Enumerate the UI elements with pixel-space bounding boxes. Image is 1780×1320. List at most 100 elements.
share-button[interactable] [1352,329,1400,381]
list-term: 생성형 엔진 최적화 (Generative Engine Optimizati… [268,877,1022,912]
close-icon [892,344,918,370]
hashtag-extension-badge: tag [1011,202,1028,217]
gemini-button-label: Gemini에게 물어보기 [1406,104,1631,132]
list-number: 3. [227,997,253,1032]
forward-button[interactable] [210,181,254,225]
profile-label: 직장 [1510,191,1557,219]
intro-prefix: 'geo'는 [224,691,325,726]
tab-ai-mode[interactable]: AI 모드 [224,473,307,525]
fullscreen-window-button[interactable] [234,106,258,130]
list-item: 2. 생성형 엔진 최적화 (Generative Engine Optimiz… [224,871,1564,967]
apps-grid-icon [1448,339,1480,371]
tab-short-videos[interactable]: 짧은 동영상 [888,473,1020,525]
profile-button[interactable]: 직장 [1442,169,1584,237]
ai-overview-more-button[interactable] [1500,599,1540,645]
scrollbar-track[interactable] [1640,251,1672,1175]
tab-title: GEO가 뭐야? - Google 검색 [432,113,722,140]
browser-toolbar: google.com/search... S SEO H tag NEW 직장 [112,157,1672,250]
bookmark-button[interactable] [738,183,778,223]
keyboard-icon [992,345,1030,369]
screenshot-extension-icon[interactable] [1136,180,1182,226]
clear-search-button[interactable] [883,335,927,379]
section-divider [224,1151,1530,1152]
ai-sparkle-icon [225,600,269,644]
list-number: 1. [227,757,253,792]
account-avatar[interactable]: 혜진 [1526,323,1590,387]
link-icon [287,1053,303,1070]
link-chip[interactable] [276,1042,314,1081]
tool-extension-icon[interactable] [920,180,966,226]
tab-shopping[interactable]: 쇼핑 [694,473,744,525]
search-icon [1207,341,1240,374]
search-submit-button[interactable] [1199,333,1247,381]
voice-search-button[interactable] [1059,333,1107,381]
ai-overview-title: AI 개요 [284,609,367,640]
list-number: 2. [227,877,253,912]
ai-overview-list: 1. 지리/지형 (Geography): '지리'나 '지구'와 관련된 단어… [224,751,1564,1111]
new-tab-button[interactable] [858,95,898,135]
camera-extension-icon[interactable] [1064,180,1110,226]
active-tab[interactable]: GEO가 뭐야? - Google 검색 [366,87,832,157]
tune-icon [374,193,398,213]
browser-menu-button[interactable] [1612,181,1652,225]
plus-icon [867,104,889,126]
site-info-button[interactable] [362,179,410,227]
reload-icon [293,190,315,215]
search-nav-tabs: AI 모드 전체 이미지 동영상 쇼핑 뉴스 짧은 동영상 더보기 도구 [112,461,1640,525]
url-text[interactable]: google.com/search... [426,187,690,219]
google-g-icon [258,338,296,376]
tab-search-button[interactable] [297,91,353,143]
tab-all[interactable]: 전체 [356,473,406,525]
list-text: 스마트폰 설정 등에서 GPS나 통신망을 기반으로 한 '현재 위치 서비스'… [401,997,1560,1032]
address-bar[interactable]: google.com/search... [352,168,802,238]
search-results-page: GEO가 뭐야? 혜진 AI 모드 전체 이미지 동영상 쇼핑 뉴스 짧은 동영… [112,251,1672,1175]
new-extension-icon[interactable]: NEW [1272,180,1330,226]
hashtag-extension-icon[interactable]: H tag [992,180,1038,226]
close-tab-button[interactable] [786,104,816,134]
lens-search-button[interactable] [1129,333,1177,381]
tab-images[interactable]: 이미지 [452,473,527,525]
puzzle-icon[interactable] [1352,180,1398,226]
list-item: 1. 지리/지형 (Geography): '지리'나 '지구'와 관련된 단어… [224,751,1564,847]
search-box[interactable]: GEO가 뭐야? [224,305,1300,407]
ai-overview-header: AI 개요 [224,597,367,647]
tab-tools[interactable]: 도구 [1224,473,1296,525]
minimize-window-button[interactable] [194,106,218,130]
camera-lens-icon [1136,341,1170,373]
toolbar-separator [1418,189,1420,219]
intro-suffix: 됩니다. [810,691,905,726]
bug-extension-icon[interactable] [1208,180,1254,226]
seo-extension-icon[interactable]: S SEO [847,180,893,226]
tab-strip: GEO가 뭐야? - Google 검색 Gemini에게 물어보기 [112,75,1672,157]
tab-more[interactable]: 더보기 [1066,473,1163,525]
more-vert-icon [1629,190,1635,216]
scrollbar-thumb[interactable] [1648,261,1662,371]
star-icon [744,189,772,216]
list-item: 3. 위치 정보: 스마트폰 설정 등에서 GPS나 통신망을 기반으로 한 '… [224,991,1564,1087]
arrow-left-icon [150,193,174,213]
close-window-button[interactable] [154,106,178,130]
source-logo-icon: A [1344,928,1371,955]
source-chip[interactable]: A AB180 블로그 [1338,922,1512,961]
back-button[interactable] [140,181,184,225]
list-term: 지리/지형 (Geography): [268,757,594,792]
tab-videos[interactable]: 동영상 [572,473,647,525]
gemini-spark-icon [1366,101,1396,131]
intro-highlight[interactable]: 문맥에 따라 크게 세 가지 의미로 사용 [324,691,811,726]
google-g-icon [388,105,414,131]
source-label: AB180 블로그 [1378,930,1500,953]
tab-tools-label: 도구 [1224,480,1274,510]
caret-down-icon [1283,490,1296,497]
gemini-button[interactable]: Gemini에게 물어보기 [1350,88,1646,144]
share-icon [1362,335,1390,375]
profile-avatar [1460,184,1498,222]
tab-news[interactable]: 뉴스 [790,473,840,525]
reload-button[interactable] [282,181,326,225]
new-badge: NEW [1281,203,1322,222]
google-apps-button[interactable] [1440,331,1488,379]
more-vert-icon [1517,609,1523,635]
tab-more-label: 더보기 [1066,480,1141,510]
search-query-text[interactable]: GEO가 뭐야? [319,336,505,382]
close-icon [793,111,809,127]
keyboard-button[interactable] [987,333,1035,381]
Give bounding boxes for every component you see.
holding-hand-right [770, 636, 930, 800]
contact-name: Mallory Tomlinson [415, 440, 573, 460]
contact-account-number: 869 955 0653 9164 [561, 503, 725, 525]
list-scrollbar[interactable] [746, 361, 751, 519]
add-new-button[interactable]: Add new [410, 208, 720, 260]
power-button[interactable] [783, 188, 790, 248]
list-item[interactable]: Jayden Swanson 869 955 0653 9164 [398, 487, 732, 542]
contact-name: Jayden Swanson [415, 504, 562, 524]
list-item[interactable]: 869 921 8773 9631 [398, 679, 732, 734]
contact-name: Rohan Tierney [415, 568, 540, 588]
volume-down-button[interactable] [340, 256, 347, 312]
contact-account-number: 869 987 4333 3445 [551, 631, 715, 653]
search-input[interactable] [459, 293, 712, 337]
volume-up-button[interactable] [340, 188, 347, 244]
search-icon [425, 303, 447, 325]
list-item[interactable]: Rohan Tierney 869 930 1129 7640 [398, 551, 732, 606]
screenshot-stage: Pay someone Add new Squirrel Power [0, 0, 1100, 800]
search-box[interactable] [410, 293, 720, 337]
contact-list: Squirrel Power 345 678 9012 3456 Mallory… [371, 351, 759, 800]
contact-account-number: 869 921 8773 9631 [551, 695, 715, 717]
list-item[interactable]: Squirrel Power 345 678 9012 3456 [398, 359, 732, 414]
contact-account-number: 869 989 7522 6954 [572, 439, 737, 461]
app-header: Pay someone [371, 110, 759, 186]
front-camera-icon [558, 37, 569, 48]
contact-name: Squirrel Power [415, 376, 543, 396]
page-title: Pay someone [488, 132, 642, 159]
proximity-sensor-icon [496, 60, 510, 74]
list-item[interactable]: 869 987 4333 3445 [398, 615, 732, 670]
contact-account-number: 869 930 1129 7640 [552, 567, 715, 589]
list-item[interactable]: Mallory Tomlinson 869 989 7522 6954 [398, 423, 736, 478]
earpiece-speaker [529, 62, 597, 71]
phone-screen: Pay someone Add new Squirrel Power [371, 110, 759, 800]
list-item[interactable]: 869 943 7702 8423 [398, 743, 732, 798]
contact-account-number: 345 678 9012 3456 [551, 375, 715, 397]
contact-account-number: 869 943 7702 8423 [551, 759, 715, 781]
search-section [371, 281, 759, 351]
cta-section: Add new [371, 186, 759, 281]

STATED PROBLEM: Reproduce the entries from the beginning through the line containing "list-number: 3. [227,997,253,1032]", substituting "dismiss-icon" for "close-icon" and leaving all else unchanged.

OUTPUT BELOW:
Enumerate the UI elements with pixel-space bounding boxes. Image is 1780×1320. List at most 100 elements.
share-button[interactable] [1352,329,1400,381]
list-term: 생성형 엔진 최적화 (Generative Engine Optimizati… [268,877,1022,912]
dismiss-icon [892,344,918,370]
hashtag-extension-badge: tag [1011,202,1028,217]
gemini-button-label: Gemini에게 물어보기 [1406,104,1631,132]
list-number: 3. [227,997,253,1032]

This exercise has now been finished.